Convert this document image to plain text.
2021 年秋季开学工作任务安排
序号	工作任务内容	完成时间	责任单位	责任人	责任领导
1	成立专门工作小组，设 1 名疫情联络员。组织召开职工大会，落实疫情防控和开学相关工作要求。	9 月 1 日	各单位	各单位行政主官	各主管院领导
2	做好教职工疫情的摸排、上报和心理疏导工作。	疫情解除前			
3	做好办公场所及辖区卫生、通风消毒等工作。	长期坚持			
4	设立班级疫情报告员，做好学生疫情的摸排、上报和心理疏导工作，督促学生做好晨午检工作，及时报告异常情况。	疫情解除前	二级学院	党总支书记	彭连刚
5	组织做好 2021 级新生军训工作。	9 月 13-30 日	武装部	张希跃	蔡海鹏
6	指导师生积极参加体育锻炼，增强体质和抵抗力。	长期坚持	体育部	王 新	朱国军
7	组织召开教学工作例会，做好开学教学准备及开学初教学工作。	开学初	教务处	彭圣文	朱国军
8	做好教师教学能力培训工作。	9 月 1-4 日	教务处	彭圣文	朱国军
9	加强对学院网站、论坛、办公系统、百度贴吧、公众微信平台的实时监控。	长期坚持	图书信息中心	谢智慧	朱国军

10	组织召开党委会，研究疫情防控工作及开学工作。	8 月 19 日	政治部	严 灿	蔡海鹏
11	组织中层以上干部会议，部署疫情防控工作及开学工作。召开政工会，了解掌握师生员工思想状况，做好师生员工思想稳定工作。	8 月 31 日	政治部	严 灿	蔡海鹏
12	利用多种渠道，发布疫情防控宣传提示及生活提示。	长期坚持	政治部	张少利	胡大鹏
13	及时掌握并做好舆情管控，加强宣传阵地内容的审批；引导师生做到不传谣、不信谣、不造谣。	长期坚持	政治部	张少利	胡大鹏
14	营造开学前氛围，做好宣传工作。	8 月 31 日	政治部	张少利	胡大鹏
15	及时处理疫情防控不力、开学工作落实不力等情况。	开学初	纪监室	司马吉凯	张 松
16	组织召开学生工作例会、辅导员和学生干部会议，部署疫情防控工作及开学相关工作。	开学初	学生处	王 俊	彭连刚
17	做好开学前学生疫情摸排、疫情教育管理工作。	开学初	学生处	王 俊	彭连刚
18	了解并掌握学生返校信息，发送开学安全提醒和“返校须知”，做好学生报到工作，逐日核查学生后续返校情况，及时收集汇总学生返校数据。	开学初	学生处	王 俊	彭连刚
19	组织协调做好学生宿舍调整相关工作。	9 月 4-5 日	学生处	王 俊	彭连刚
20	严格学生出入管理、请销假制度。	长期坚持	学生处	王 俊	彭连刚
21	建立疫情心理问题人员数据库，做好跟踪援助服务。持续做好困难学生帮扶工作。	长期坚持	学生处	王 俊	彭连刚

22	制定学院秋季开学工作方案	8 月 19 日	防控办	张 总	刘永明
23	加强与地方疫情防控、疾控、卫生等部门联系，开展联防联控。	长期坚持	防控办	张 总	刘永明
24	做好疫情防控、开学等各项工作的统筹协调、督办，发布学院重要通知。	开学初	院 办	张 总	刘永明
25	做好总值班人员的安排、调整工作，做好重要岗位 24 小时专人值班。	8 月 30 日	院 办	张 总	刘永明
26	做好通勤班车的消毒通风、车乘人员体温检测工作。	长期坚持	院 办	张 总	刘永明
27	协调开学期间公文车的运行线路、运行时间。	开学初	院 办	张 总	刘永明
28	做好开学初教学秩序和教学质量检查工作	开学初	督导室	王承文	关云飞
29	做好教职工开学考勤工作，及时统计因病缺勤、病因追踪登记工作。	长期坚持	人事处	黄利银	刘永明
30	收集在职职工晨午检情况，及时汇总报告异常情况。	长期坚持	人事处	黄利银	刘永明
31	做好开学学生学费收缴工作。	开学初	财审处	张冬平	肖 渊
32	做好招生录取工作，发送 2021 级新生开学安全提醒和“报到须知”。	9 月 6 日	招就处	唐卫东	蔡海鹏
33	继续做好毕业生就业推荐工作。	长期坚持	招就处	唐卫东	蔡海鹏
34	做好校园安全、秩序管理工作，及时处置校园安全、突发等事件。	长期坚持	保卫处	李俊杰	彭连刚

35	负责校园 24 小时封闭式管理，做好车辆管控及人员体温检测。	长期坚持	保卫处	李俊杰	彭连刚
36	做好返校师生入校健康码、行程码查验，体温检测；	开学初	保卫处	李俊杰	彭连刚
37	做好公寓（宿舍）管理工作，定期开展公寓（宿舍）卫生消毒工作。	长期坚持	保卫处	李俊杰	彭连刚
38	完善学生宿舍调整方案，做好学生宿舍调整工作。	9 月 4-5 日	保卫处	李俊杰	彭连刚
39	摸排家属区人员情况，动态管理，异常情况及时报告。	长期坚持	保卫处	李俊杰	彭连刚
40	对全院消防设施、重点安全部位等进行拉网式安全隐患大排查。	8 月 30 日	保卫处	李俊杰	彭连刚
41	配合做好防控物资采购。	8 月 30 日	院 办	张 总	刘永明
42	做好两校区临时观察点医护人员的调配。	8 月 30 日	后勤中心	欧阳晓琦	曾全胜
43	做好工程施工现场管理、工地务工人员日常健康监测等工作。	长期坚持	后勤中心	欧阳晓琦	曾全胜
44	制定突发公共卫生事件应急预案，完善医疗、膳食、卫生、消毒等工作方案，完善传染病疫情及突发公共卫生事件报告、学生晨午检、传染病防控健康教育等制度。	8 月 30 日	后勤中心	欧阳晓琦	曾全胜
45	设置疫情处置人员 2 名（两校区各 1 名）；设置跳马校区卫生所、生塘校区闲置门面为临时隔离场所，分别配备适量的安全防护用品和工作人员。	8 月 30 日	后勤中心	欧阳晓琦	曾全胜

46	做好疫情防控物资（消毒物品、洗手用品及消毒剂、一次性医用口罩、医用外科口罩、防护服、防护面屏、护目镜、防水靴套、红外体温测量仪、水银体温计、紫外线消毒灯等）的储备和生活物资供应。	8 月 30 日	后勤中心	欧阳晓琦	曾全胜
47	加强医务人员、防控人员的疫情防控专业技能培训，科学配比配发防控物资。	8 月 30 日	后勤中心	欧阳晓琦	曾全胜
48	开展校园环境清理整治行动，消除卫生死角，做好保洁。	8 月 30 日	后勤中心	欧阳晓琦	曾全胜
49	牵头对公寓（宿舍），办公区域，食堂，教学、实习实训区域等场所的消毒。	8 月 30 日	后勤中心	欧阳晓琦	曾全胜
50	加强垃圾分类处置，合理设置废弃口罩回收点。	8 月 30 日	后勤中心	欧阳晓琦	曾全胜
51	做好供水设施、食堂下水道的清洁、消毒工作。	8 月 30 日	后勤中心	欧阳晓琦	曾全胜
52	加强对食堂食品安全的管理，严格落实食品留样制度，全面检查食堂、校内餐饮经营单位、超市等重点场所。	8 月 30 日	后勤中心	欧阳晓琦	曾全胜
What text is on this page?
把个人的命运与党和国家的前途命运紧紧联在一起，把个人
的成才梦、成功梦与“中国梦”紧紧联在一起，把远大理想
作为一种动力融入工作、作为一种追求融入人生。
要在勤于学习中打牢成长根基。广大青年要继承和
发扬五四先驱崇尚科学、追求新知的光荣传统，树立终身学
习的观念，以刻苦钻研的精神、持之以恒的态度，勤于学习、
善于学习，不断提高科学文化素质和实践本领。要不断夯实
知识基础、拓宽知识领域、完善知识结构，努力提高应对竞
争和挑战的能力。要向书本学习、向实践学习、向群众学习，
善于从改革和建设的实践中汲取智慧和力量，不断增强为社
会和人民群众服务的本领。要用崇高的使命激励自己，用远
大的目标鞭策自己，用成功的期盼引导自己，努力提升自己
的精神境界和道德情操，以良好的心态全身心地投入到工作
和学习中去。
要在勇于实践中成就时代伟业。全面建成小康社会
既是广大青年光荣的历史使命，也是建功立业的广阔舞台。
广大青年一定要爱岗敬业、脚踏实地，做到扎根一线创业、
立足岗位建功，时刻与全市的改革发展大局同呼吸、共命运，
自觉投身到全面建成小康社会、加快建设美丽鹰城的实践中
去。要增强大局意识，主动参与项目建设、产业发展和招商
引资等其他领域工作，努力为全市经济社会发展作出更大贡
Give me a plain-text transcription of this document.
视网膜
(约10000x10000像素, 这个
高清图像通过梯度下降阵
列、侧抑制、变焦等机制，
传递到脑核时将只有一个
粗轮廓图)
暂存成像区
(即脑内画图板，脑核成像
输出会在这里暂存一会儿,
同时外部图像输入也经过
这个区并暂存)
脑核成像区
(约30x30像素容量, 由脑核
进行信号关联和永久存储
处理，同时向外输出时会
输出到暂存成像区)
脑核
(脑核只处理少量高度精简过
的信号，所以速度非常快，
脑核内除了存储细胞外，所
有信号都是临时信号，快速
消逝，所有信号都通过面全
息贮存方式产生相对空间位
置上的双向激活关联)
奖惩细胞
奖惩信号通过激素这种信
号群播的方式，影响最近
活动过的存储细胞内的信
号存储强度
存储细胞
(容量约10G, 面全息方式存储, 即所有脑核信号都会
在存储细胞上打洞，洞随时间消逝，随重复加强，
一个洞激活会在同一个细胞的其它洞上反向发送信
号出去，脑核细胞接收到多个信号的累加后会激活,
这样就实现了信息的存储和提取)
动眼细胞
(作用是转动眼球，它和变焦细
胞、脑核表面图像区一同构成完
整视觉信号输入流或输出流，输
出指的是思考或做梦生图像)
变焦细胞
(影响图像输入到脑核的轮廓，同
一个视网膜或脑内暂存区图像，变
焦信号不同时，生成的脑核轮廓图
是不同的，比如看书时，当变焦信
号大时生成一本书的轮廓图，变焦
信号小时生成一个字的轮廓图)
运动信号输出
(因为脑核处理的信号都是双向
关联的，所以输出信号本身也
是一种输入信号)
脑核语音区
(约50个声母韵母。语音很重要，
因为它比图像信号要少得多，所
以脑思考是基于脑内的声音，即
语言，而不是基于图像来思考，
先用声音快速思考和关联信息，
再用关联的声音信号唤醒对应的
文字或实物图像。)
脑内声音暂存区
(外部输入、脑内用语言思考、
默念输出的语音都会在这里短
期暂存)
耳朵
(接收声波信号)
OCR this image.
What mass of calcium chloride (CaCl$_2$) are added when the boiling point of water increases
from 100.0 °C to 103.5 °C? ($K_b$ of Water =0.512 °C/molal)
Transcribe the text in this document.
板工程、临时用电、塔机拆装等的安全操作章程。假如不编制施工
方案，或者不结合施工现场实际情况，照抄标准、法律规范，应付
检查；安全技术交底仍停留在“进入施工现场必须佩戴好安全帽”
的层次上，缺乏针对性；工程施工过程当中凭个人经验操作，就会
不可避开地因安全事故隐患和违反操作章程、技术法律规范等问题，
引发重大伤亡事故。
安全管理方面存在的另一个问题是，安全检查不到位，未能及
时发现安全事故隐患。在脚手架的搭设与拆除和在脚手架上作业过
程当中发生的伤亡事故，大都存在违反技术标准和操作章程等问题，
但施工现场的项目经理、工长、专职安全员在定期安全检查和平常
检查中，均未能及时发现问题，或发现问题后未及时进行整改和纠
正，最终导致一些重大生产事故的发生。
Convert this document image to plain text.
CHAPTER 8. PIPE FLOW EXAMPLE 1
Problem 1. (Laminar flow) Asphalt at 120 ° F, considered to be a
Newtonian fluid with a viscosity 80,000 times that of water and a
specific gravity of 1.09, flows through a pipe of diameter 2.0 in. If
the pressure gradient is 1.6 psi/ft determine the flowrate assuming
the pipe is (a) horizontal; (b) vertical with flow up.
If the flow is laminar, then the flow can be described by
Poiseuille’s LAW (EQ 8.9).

════════

- _Task prompt_: Filter the listing above by the word "text"; copy each line that passes.

- _Solution for this task_:
Convert this document image to plain text.
What text is on this page?
Give me a plain-text transcription of this document.
Transcribe the text in this document.
Convert this document image to plain text.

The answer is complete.